(Stored items)

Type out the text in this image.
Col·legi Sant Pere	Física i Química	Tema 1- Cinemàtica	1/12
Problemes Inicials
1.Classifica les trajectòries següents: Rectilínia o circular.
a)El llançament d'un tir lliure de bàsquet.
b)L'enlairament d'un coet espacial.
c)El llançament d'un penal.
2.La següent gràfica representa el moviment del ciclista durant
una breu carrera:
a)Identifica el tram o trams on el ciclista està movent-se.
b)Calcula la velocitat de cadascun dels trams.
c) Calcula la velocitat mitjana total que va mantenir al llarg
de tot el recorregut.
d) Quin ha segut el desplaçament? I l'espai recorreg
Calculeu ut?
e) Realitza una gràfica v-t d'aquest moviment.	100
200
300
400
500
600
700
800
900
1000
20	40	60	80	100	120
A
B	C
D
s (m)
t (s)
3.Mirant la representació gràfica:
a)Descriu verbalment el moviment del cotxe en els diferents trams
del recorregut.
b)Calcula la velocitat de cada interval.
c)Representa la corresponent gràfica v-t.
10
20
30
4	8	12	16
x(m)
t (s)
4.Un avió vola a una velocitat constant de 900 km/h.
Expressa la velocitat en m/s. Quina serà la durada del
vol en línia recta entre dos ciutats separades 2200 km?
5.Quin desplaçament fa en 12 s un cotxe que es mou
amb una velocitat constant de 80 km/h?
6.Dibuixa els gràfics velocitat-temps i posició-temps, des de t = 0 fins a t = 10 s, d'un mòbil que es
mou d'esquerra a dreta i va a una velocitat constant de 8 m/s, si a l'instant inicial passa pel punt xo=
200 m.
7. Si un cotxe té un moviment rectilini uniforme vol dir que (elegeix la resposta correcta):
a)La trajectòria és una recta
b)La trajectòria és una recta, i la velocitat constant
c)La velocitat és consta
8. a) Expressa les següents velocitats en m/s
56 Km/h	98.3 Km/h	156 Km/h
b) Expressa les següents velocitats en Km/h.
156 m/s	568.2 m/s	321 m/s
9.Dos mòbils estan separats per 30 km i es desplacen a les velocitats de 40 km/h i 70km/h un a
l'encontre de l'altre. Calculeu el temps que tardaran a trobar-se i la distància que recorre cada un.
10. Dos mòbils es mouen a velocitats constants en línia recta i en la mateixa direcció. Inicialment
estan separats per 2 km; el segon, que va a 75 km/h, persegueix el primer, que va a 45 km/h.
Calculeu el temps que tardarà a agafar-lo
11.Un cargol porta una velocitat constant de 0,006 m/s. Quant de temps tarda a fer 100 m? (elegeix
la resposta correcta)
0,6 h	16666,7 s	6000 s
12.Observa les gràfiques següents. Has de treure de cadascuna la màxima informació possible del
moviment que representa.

Exercise description:
Gather up every line from the listing above in which the word "correcta" occurs.

Exercise solution:
7. Si un cotxe té un moviment rectilini uniforme vol dir que (elegeix la resposta correcta):
la resposta correcta)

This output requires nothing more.